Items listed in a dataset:
-- START --

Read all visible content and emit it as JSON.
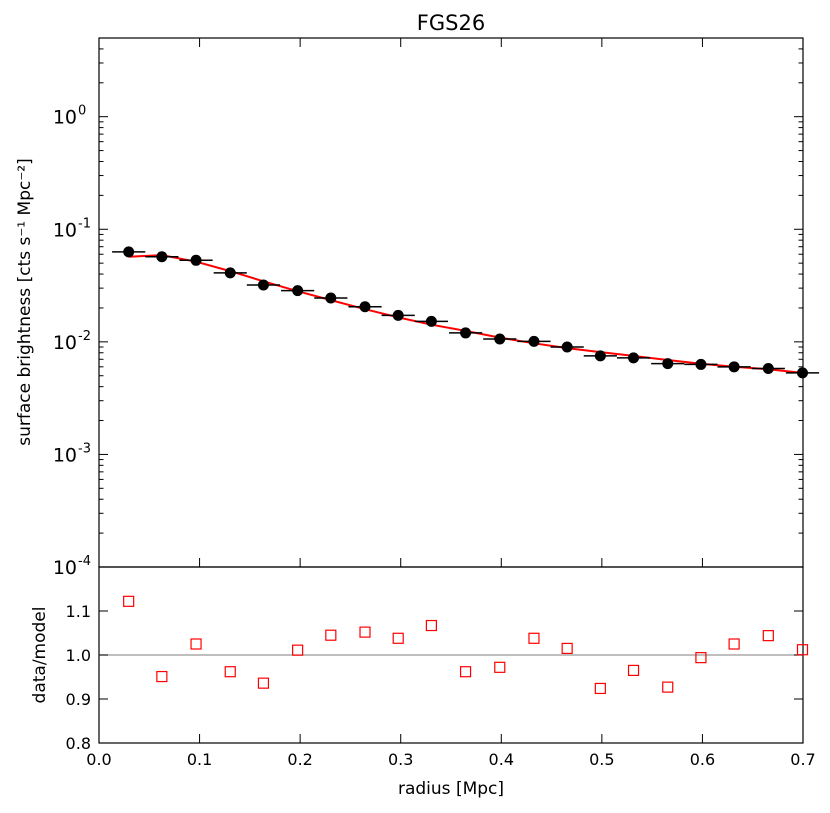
{
  "chart_data": [
    {
      "type": "scatter",
      "title": "FGS26",
      "ylabel": "surface brightness [cts s⁻¹ Mpc⁻²]",
      "xlabel": "",
      "yscale": "log",
      "xlim": [
        0.0,
        0.7
      ],
      "ylim": [
        0.0001,
        5
      ],
      "ytick_labels": [
        {
          "value": 0.0001,
          "mantissa": "10",
          "exp": "-4"
        },
        {
          "value": 0.001,
          "mantissa": "10",
          "exp": "-3"
        },
        {
          "value": 0.01,
          "mantissa": "10",
          "exp": "-2"
        },
        {
          "value": 0.1,
          "mantissa": "10",
          "exp": "-1"
        },
        {
          "value": 1,
          "mantissa": "10",
          "exp": "0"
        }
      ],
      "series": [
        {
          "kind": "data-with-xerr",
          "color": "#000000",
          "x": [
            0.0295,
            0.0625,
            0.0965,
            0.1305,
            0.1635,
            0.1975,
            0.2305,
            0.2645,
            0.2975,
            0.3305,
            0.3645,
            0.3985,
            0.4325,
            0.4655,
            0.4985,
            0.5315,
            0.5655,
            0.5985,
            0.6315,
            0.6655,
            0.6995
          ],
          "y": [
            0.063,
            0.057,
            0.053,
            0.041,
            0.032,
            0.0285,
            0.0245,
            0.0205,
            0.0172,
            0.0152,
            0.012,
            0.0106,
            0.0101,
            0.009,
            0.0075,
            0.0072,
            0.0064,
            0.0063,
            0.006,
            0.0058,
            0.0053
          ],
          "xerr": 0.0165
        },
        {
          "kind": "model-line",
          "color": "#ff0000",
          "x": [
            0.0295,
            0.0625,
            0.0965,
            0.1305,
            0.1635,
            0.1975,
            0.2305,
            0.2645,
            0.2975,
            0.3305,
            0.3645,
            0.3985,
            0.4325,
            0.4655,
            0.4985,
            0.5315,
            0.5655,
            0.5985,
            0.6315,
            0.6655,
            0.6995
          ],
          "y": [
            0.057,
            0.059,
            0.0515,
            0.0425,
            0.0345,
            0.0282,
            0.0235,
            0.0195,
            0.0165,
            0.0142,
            0.0125,
            0.0109,
            0.0097,
            0.0088,
            0.0081,
            0.0075,
            0.0069,
            0.0064,
            0.006,
            0.0057,
            0.0053
          ]
        }
      ]
    },
    {
      "type": "scatter",
      "xlabel": "radius [Mpc]",
      "ylabel": "data/model",
      "xlim": [
        0.0,
        0.7
      ],
      "ylim": [
        0.8,
        1.2
      ],
      "xticks": [
        0.0,
        0.1,
        0.2,
        0.3,
        0.4,
        0.5,
        0.6,
        0.7
      ],
      "xtick_labels": [
        "0.0",
        "0.1",
        "0.2",
        "0.3",
        "0.4",
        "0.5",
        "0.6",
        "0.7"
      ],
      "yticks": [
        0.8,
        0.9,
        1.0,
        1.1
      ],
      "ytick_labels": [
        "0.8",
        "0.9",
        "1.0",
        "1.1"
      ],
      "reference_line": 1.0,
      "series": [
        {
          "kind": "ratio-markers",
          "marker": "open-square",
          "color": "#ff0000",
          "x": [
            0.0295,
            0.0625,
            0.0965,
            0.1305,
            0.1635,
            0.1975,
            0.2305,
            0.2645,
            0.2975,
            0.3305,
            0.3645,
            0.3985,
            0.4325,
            0.4655,
            0.4985,
            0.5315,
            0.5655,
            0.5985,
            0.6315,
            0.6655,
            0.6995
          ],
          "y": [
            1.122,
            0.951,
            1.025,
            0.962,
            0.936,
            1.011,
            1.045,
            1.052,
            1.038,
            1.067,
            0.962,
            0.972,
            1.038,
            1.015,
            0.924,
            0.965,
            0.927,
            0.994,
            1.025,
            1.044,
            1.012
          ]
        }
      ]
    }
  ]
}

-- END --

Without the pictures, return all the records precisely as they stand.

Read all visible content and emit it as JSON.
{
  "chart_data": [
    {
      "type": "scatter",
      "title": "FGS26",
      "ylabel": "surface brightness [cts s⁻¹ Mpc⁻²]",
      "xlabel": "",
      "yscale": "log",
      "xlim": [
        0.0,
        0.7
      ],
      "ylim": [
        0.0001,
        5
      ],
      "ytick_labels": [
        {
          "value": 0.0001,
          "mantissa": "10",
          "exp": "-4"
        },
        {
          "value": 0.001,
          "mantissa": "10",
          "exp": "-3"
        },
        {
          "value": 0.01,
          "mantissa": "10",
          "exp": "-2"
        },
        {
          "value": 0.1,
          "mantissa": "10",
          "exp": "-1"
        },
        {
          "value": 1,
          "mantissa": "10",
          "exp": "0"
        }
      ],
      "series": [
        {
          "kind": "data-with-xerr",
          "color": "#000000",
          "x": [
            0.0295,
            0.0625,
            0.0965,
            0.1305,
            0.1635,
            0.1975,
            0.2305,
            0.2645,
            0.2975,
            0.3305,
            0.3645,
            0.3985,
            0.4325,
            0.4655,
            0.4985,
            0.5315,
            0.5655,
            0.5985,
            0.6315,
            0.6655,
            0.6995
          ],
          "y": [
            0.063,
            0.057,
            0.053,
            0.041,
            0.032,
            0.0285,
            0.0245,
            0.0205,
            0.0172,
            0.0152,
            0.012,
            0.0106,
            0.0101,
            0.009,
            0.0075,
            0.0072,
            0.0064,
            0.0063,
            0.006,
            0.0058,
            0.0053
          ],
          "xerr": 0.0165
        },
        {
          "kind": "model-line",
          "color": "#ff0000",
          "x": [
            0.0295,
            0.0625,
            0.0965,
            0.1305,
            0.1635,
            0.1975,
            0.2305,
            0.2645,
            0.2975,
            0.3305,
            0.3645,
            0.3985,
            0.4325,
            0.4655,
            0.4985,
            0.5315,
            0.5655,
            0.5985,
            0.6315,
            0.6655,
            0.6995
          ],
          "y": [
            0.057,
            0.059,
            0.0515,
            0.0425,
            0.0345,
            0.0282,
            0.0235,
            0.0195,
            0.0165,
            0.0142,
            0.0125,
            0.0109,
            0.0097,
            0.0088,
            0.0081,
            0.0075,
            0.0069,
            0.0064,
            0.006,
            0.0057,
            0.0053
          ]
        }
      ]
    },
    {
      "type": "scatter",
      "xlabel": "radius [Mpc]",
      "ylabel": "data/model",
      "xlim": [
        0.0,
        0.7
      ],
      "ylim": [
        0.8,
        1.2
      ],
      "xticks": [
        0.0,
        0.1,
        0.2,
        0.3,
        0.4,
        0.5,
        0.6,
        0.7
      ],
      "xtick_labels": [
        "0.0",
        "0.1",
        "0.2",
        "0.3",
        "0.4",
        "0.5",
        "0.6",
        "0.7"
      ],
      "yticks": [
        0.8,
        0.9,
        1.0,
        1.1
      ],
      "ytick_labels": [
        "0.8",
        "0.9",
        "1.0",
        "1.1"
      ],
      "reference_line": 1.0,
      "series": [
        {
          "kind": "ratio-markers",
          "marker": "open-square",
          "color": "#ff0000",
          "x": [
            0.0295,
            0.0625,
            0.0965,
            0.1305,
            0.1635,
            0.1975,
            0.2305,
            0.2645,
            0.2975,
            0.3305,
            0.3645,
            0.3985,
            0.4325,
            0.4655,
            0.4985,
            0.5315,
            0.5655,
            0.5985,
            0.6315,
            0.6655,
            0.6995
          ],
          "y": [
            1.122,
            0.951,
            1.025,
            0.962,
            0.936,
            1.011,
            1.045,
            1.052,
            1.038,
            1.067,
            0.962,
            0.972,
            1.038,
            1.015,
            0.924,
            0.965,
            0.927,
            0.994,
            1.025,
            1.044,
            1.012
          ]
        }
      ]
    }
  ]
}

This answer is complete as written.